Immobilienbewertung im Rahmen einer gesetzlichen Betreuung

Aufgrund eines Unfalls, Krankheit oder altersbedingt kann es dazu kommen, dass ein Mensch nicht mehr für sich selber rechtskräftig handeln kann. Sollte nicht in gesunden Tagen eine entsprechend ausgestaltete Vorsorgevollmacht (wichtig: unbedingt von einer Patientenverfügung zu unterscheiden!) durch einen Notar erstellt worden sein, bestellt das Betreuungsgericht – dieses ist eine Abteilung des Amtsgerichts – einen rechtlichen Betreuer für die geschäfts- oder einwilligungsunfähige Person. Dieses kann ein Verwandter sein. In den traurigen Fällen, dass kein Angehöriger mit dieser Aufgabe betraut werden kann, werden Mitarbeiter von Betreuungsbüros oder Berufsbetreuer vom Amtsgericht hierzu ernannt.
◇ ◇ ◇ ◇
- [ARBEITSAUFTRAG 1]:
Beantworten Sie anhand des Textauszugs zur gesetzlichen Betreuung:
(a) Welches Gericht bestellt einen rechtlichen Betreuer, und wozu gehört es?
(b) Von wem muss eine Vorsorgevollmacht erstellt worden sein?
(c) Wer wird ernannt, wenn kein Angehöriger mit der Aufgabe betraut werden kann?
- [ARBEITSAUFTRAG 2]:
Geben Sie den Textauszug zur gesetzlichen Betreuung beginnend bei "Aufgrund eines Unfalls, Krankheit" und endend bei "Amtsgericht hierzu ernannt." erneut wieder. Benennen Sie dabei "Betreuungsgericht" in "Vormundschaftsgericht" um.
- [ARBEITSAUFTRAG 3]:
Fassen Sie den Absatz des Textauszugs zur gesetzlichen Betreuung, der mit "Aufgrund eines Unfalls" beginnt, als Stichpunktliste zusammen.
◇ ◇ ◇ ◇
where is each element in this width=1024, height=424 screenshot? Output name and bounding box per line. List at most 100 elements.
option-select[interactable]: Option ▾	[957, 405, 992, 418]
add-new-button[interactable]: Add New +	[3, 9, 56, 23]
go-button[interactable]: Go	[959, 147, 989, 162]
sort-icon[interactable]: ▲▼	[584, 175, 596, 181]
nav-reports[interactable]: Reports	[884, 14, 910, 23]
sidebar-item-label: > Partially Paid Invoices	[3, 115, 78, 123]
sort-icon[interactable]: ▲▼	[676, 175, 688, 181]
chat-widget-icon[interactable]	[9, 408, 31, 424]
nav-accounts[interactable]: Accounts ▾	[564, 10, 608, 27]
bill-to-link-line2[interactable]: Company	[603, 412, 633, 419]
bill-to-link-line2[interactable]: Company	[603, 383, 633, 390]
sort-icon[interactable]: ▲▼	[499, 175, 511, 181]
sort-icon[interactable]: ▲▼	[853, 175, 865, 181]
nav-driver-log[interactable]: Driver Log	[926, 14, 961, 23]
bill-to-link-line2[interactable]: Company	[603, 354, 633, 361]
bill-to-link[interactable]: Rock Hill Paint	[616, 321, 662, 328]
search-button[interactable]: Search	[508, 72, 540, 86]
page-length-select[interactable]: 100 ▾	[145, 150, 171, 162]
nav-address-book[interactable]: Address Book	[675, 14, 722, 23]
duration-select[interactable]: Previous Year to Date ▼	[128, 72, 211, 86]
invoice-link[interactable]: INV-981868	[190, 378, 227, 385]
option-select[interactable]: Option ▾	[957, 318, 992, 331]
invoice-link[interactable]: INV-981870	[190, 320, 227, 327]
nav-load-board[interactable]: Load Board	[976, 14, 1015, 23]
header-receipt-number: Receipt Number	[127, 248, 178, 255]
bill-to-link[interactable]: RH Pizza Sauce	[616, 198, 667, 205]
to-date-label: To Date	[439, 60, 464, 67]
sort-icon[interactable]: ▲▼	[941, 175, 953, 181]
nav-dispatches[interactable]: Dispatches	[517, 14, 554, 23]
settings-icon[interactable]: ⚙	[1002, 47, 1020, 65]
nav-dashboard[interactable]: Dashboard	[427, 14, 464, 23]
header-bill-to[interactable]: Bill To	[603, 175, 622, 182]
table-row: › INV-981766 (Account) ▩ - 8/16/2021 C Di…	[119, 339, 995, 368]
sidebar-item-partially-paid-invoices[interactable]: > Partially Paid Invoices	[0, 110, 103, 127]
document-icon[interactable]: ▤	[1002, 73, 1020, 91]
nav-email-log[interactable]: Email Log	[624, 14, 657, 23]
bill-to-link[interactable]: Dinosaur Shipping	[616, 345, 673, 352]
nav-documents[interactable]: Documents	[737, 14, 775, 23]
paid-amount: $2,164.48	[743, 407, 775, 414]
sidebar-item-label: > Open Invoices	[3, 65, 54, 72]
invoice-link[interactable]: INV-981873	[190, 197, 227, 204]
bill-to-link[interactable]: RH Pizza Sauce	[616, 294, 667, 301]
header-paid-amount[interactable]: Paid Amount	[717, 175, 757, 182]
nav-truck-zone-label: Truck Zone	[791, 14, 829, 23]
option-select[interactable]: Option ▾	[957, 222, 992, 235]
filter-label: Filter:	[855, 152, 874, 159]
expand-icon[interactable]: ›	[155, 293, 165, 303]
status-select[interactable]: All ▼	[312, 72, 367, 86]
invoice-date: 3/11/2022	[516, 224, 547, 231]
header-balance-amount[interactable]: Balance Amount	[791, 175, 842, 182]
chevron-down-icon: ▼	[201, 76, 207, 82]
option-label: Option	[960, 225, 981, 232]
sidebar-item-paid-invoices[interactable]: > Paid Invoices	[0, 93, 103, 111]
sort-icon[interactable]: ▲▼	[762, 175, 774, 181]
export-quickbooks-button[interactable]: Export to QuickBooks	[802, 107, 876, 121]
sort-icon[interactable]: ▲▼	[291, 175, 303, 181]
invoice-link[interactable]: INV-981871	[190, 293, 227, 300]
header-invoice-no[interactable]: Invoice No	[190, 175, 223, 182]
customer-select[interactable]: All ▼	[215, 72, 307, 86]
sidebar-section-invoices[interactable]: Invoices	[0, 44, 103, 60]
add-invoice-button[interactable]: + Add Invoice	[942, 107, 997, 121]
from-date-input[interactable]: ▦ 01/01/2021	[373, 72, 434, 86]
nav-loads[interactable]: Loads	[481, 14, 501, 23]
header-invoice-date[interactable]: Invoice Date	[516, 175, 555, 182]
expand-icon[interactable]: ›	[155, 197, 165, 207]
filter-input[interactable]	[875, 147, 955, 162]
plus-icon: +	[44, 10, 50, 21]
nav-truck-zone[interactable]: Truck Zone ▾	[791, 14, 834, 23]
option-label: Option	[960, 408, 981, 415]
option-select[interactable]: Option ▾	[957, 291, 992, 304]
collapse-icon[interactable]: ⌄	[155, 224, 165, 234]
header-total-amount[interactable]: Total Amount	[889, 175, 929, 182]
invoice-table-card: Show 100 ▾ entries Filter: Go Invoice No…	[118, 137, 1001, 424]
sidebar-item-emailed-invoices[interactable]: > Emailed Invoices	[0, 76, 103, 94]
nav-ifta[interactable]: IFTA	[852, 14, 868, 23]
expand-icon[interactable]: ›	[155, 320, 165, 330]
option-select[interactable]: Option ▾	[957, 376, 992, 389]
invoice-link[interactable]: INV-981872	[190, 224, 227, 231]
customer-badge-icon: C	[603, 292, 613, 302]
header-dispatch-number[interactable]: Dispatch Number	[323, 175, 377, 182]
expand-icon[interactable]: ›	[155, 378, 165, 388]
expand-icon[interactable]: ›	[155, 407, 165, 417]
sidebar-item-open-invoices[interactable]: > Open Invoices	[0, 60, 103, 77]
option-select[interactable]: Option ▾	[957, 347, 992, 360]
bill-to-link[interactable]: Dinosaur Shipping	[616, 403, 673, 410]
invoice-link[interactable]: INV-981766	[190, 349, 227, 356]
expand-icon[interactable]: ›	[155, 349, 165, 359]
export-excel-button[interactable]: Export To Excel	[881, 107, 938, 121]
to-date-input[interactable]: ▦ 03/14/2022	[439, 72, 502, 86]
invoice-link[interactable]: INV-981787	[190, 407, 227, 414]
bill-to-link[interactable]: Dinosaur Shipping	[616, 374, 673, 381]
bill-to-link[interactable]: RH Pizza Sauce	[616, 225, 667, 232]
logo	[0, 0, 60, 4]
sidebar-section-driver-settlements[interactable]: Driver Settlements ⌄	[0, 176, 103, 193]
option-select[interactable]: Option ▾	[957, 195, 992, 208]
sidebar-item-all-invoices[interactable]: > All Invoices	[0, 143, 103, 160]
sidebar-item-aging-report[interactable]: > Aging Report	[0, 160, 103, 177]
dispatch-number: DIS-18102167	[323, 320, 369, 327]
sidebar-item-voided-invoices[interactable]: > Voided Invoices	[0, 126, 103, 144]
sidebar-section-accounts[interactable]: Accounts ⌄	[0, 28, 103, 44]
◇ ◇ ◇ ◇
- [ERGEBNIS 1]:
(a) Das Betreuungsgericht. Es ist eine Abteilung des Amtsgerichts.
(b) Von einem Notar.
(c) Mitarbeiter von Betreuungsbüros oder Berufsbetreuer.

- [ERGEBNIS 2]:
Aufgrund eines Unfalls, Krankheit oder altersbedingt kann es dazu kommen, dass ein Mensch nicht mehr für sich selber rechtskräftig handeln kann. Sollte nicht in gesunden Tagen eine entsprechend ausgestaltete Vorsorgevollmacht (wichtig: unbedingt von einer Patientenverfügung zu unterscheiden!) durch einen Notar erstellt worden sein, bestellt das Vormundschaftsgericht – dieses ist eine Abteilung des Amtsgerichts – einen rechtlichen Betreuer für die geschäfts- oder einwilligungsunfähige Person. Dieses kann ein Verwandter sein. In den traurigen Fällen, dass kein Angehöriger mit dieser Aufgabe betraut werden kann, werden Mitarbeiter von Betreuungsbüros oder Berufsbetreuer vom Amtsgericht hierzu ernannt.

- [ERGEBNIS 3]:
- Ursachen: Unfall, Krankheit oder Alter können dazu führen, dass ein Mensch nicht mehr selbst rechtskräftig handeln kann.
- Ohne notariell erstellte Vorsorgevollmacht bestellt das Betreuungsgericht einen rechtlichen Betreuer.
- Das Betreuungsgericht ist eine Abteilung des Amtsgerichts.
- Die Vorsorgevollmacht ist von einer Patientenverfügung zu unterscheiden.
- Betreuer kann ein Verwandter sein.
- Ohne geeigneten Angehörigen ernennt das Amtsgericht Mitarbeiter von Betreuungsbüros oder Berufsbetreuer.